**** Исходный текст

Наращивать добычу в Мексиканском заливе становится все дороже и сложнее в контексте ужесточения экологических требований после катастрофы на нефтяной платформе «Deepwater Horizon» компании British Petroleum в 2010 году. Тогда, чтобы успокоить население южных штатов, добычу нефти в заливе обусловили такими технологическими и финансовыми страховками, что в условиях нынешнего падения цен на ресурсы делает новые разработки даже менее привлекательными, чем сланцевая нефть.

Загружать мощности импортной нефтью полностью противоречит углеводородной стратегии США на отказ от импорта нефти и, далее, превращение США в нетто-экспортера нефти на мировой рынок. Запрет на экспорт нефти из США, действующий с 1972 года, пусть медленно и со скрипом, но проламывается ходом углеводородной войны между производителями сланцевой нефти в США и саудитами. Первым шагом решение министерства торговли США в июне прошлого года признать минимально обработанную сверхлегкую нефть и газовый конденсат продуктом нефтепереработки, на который запрет не распространяется. В декабре США резко расширили список компаний, имеющих право экспортировать сверхлегкую нефть без специального разрешения. Все это не добавляет возможностей загрузки нефтеперерабатывающих заводов Техаса, Луизианы и Алабамы.

********
**** Предоставленные перечни

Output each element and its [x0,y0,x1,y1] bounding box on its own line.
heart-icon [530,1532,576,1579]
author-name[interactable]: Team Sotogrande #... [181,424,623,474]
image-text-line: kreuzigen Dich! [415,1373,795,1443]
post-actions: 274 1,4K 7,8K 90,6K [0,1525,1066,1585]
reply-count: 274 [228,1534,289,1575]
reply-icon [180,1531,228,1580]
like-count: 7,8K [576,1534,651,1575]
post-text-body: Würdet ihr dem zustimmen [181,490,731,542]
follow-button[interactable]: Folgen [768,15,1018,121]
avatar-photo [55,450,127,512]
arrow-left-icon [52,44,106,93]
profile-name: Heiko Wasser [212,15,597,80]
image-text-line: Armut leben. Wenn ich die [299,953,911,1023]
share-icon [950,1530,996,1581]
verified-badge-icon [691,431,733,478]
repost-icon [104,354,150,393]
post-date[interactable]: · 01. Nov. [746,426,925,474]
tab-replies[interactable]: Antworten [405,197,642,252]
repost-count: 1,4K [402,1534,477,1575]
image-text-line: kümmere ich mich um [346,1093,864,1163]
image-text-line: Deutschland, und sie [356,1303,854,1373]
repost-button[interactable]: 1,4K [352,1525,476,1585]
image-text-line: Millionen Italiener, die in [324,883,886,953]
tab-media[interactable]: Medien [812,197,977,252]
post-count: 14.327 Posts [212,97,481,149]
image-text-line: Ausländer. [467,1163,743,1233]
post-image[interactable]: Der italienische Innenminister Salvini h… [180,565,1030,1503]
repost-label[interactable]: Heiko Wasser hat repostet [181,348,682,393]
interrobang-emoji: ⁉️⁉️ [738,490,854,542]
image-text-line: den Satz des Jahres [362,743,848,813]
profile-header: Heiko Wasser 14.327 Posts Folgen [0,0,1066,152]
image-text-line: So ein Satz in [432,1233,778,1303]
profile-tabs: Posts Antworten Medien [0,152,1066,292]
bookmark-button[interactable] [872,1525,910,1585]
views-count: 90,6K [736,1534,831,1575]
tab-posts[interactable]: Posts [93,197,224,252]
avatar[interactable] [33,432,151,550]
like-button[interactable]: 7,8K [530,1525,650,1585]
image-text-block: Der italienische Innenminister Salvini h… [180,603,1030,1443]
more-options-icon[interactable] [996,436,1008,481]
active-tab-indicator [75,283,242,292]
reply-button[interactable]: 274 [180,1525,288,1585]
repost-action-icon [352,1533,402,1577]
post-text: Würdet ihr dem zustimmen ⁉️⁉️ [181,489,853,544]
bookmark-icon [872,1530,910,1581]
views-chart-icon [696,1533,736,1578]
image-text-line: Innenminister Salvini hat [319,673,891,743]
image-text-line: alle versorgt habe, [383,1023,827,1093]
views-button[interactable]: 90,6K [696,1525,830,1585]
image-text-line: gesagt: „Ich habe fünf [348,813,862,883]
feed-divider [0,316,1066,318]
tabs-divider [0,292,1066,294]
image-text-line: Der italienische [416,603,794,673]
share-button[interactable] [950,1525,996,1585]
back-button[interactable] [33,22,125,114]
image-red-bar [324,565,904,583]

********

* _Задание A_: Выпишите без изменений строки перечня от самого его начала до строки с «image-text-line: kreuzigen Dich!» включительно.
* _Задание B_: Продолжите текст о добыче и экспорте нефти в США, начав сразу после его последнего предложения.

* _Ожидаемый результат A_:
Output each element and its [x0,y0,x1,y1] bounding box on its own line.
heart-icon [530,1532,576,1579]
author-name[interactable]: Team Sotogrande #... [181,424,623,474]
image-text-line: kreuzigen Dich! [415,1373,795,1443]

* _Ожидаемый результат B_:
В то же время нефть канадской Альберты зажата с севера мерзлотой тундры Северо-Западных территорий. Доступ к Тихому океану на западе перекрывают Скалистые горы, делающие строительство трубопроводов задачей, сопоставимой по стоимости со строительством автомобильного тоннеля за каждый километр. На восток до Атлантики — почти 4000 километров только до портов побережья, а дальше еще танкерным транспортом до конечного потребителя.

Остается только южный маршрут — к нефтеперерабатывающим заводам и, что самое важное — индустриальным центрам-потребителям — в США. Проект нефтепровода «Кейстоун XL» и был этим самым южным коридором, способным ежедневно перебрасывать 830 000 баррелей нефти от нефтяных полей Альберты к перерабатывающим заводам Мексиканского залива. Безальтернативным — за все семь лет споров вокруг проекта никто не предложил какой-то другой вариант. И сторонники, и противники называли «Кейстоун» безупречным с точки зрения технических решений и экономической модели.

Спор шел куда шире — схлестнулись две самые мощные лоббистские группировки США: экологическое лобби как таран либерального истеблишмента и энергетическое лобби как таран консервативного истеблишмента.

Именно поэтому кейс «Кейстоун XL» так интересен для понимания пружин, управляющих сегодня американской политикой.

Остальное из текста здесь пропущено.